**PASSAGE PROVIDED:**
History, geography and population structure influence the distribution and heritability of blood and anthropometric quantitative traits in nine Sardinian genetic isolates.
Portas L., Murgia F., Biino G., Concas MP., Casula L., Milia S., Whalen MB., Vaccargiu S., Cosso M., Parracciani D., Frongia B., Pirastu M.
Isolated founder populations which exhibit great genetic and environmental homogeneity provide an attractive setting for the study of quantitative traits (QTs). Geneticists have repeatedly turned to population isolates and the past successes have prompted increased interest among medical researchers. We studied nine small isolated villages of a secluded area of Sardinia (Ogliastra), all of them characterized by a few founders, high endogamy rates, slow population expansion and a distinct genetic makeup. Anthropometric and blood parameters, 43 QTs in all, were analysed in about 9000 voluntary subjects for whom extended genealogical information was available. We explored the distribution and examined mean differences of each trait among villages by analysis of variance (ANOVA). A heritability analysis with the variance component (VC) method was performed. Results show significant differences in the distribution of most traits between groups of villages located in two distinct geographical areas already identified by a previous population structure analysis, thus supporting the existence of differentiation among sub-populations in the same region. Heritability estimates range between 30 and 89%, demonstrating that genetic effects substantially contribute to phenotypic variation of all investigated traits and that this population provides excellent research conditions for gene-mapping projects. Results suggest that history, geographic location and population structure may have influenced the genetic and phenotypic features of these isolates. Our findings may be useful for the ongoing linkage and association studies in these isolates and suggest that a thorough characterization of population is valuable to better identify genes or variants that may be rare in the population at large and peculiar to single villages.

**DATA EXTRACT:**

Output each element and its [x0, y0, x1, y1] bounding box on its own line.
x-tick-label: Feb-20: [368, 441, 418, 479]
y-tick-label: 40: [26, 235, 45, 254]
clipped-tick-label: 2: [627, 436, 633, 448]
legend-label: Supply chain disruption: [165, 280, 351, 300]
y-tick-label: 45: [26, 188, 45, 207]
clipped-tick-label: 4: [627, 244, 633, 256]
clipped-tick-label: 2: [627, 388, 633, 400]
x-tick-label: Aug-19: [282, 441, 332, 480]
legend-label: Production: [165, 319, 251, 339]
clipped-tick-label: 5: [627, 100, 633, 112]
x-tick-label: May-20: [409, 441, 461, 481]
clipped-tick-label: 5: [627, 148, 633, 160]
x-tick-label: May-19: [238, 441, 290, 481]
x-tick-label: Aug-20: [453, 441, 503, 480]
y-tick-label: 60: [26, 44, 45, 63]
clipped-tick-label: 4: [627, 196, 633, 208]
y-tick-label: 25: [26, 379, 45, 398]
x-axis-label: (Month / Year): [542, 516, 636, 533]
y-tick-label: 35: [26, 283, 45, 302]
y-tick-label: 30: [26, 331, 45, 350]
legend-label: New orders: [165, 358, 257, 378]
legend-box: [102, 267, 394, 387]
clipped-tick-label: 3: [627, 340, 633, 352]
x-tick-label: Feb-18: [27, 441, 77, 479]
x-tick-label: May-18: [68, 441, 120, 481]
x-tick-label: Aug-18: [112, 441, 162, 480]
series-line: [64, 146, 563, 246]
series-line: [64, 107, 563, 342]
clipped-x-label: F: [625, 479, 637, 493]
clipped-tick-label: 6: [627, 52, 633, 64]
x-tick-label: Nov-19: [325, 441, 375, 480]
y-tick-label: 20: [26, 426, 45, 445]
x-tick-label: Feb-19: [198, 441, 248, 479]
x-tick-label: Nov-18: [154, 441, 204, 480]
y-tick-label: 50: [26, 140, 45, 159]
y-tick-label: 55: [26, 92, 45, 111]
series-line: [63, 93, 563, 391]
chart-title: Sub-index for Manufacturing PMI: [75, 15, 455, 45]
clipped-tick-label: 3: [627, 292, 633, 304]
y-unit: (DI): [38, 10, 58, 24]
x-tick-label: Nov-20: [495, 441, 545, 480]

**WHAT TO DO:**
1) Can you condense the paragraph beginning "Isolated founder populations" in the Sardinian isolates study into a short list that keeps its main facts?
2) Could you retype the Sardinian isolates study word for word, beginning at the words that have "History, geography and" and stopping after "B., Pirastu M."?

**YOUR WRITTEN ANSWERS:**
1)
- Isolated founder populations, being genetically and environmentally homogeneous, suit the study of quantitative traits (QTs), and past successes have drawn medical researchers to them.
- The study covered nine small, isolated villages in Ogliastra, Sardinia. These villages have few founders, high endogamy, slow population growth and a distinct genetic makeup.
- It analyzed 43 anthropometric and blood QTs in about 9000 volunteers with extended genealogical records.
- Trait distributions and mean differences among villages were tested by ANOVA, and heritability was estimated with the variance component method.
- Most traits differed significantly between two geographically distinct groups of villages, which a previous population structure analysis had already identified. This supports differentiation among sub-populations within the region.
- Heritability ranged from 30 to 89%. Genetic effects therefore contribute substantially to all traits studied, and the population is well suited to gene mapping.
- History, geographic location and population structure may have shaped the isolates' genetic and phenotypic features.
- The findings may aid ongoing linkage and association studies. A thorough population characterization can help identify genes or variants that are rare in the wider population and peculiar to single villages.

2)
History, geography and population structure influence the distribution and heritability of blood and anthropometric quantitative traits in nine Sardinian genetic isolates.
Portas L., Murgia F., Biino G., Concas MP., Casula L., Milia S., Whalen MB., Vaccargiu S., Cosso M., Parracciani D., Frongia B., Pirastu M.